-------- Information given

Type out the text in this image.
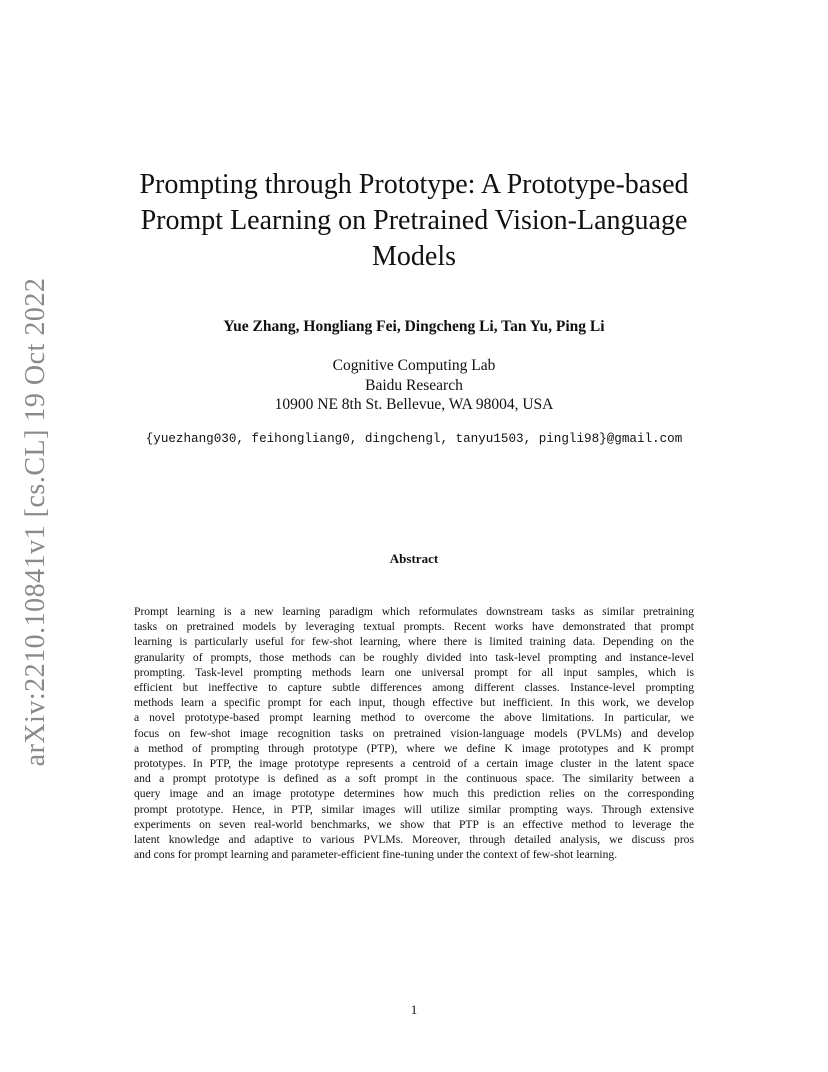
arXiv:2210.10841v1 [cs.CL] 19 Oct 2022
Prompting through Prototype: A Prototype-based
Prompt Learning on Pretrained Vision-Language
Models
Yue Zhang, Hongliang Fei, Dingcheng Li, Tan Yu, Ping Li
Cognitive Computing Lab
Baidu Research
10900 NE 8th St. Bellevue, WA 98004, USA
{yuezhang030, feihongliang0, dingchengl, tanyu1503, pingli98}@gmail.com
Abstract
Prompt learning is a new learning paradigm which reformulates downstream tasks as similar pretraining
tasks on pretrained models by leveraging textual prompts. Recent works have demonstrated that prompt
learning is particularly useful for few-shot learning, where there is limited training data. Depending on the
granularity of prompts, those methods can be roughly divided into task-level prompting and instance-level
prompting. Task-level prompting methods learn one universal prompt for all input samples, which is
efficient but ineffective to capture subtle differences among different classes. Instance-level prompting
methods learn a specific prompt for each input, though effective but inefficient. In this work, we develop
a novel prototype-based prompt learning method to overcome the above limitations. In particular, we
focus on few-shot image recognition tasks on pretrained vision-language models (PVLMs) and develop
a method of prompting through prototype (PTP), where we define K image prototypes and K prompt
prototypes. In PTP, the image prototype represents a centroid of a certain image cluster in the latent space
and a prompt prototype is defined as a soft prompt in the continuous space. The similarity between a
query image and an image prototype determines how much this prediction relies on the corresponding
prompt prototype. Hence, in PTP, similar images will utilize similar prompting ways. Through extensive
experiments on seven real-world benchmarks, we show that PTP is an effective method to leverage the
latent knowledge and adaptive to various PVLMs. Moreover, through detailed analysis, we discuss pros
and cons for prompt learning and parameter-efficient fine-tuning under the context of few-shot learning.
1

----------------

**Required work**
Reproduce each line of the records exactly, and omit every picture.

**Written answer**
Type out the text in this image.
arXiv:2210.10841v1 [cs.CL] 19 Oct 2022
Prompting through Prototype: A Prototype-based
Prompt Learning on Pretrained Vision-Language
Models
Yue Zhang, Hongliang Fei, Dingcheng Li, Tan Yu, Ping Li
Cognitive Computing Lab
Baidu Research
10900 NE 8th St. Bellevue, WA 98004, USA
{yuezhang030, feihongliang0, dingchengl, tanyu1503, pingli98}@gmail.com
Abstract
Prompt learning is a new learning paradigm which reformulates downstream tasks as similar pretraining
tasks on pretrained models by leveraging textual prompts. Recent works have demonstrated that prompt
learning is particularly useful for few-shot learning, where there is limited training data. Depending on the
granularity of prompts, those methods can be roughly divided into task-level prompting and instance-level
prompting. Task-level prompting methods learn one universal prompt for all input samples, which is
efficient but ineffective to capture subtle differences among different classes. Instance-level prompting
methods learn a specific prompt for each input, though effective but inefficient. In this work, we develop
a novel prototype-based prompt learning method to overcome the above limitations. In particular, we
focus on few-shot image recognition tasks on pretrained vision-language models (PVLMs) and develop
a method of prompting through prototype (PTP), where we define K image prototypes and K prompt
prototypes. In PTP, the image prototype represents a centroid of a certain image cluster in the latent space
and a prompt prototype is defined as a soft prompt in the continuous space. The similarity between a
query image and an image prototype determines how much this prediction relies on the corresponding
prompt prototype. Hence, in PTP, similar images will utilize similar prompting ways. Through extensive
experiments on seven real-world benchmarks, we show that PTP is an effective method to leverage the
latent knowledge and adaptive to various PVLMs. Moreover, through detailed analysis, we discuss pros
and cons for prompt learning and parameter-efficient fine-tuning under the context of few-shot learning.
1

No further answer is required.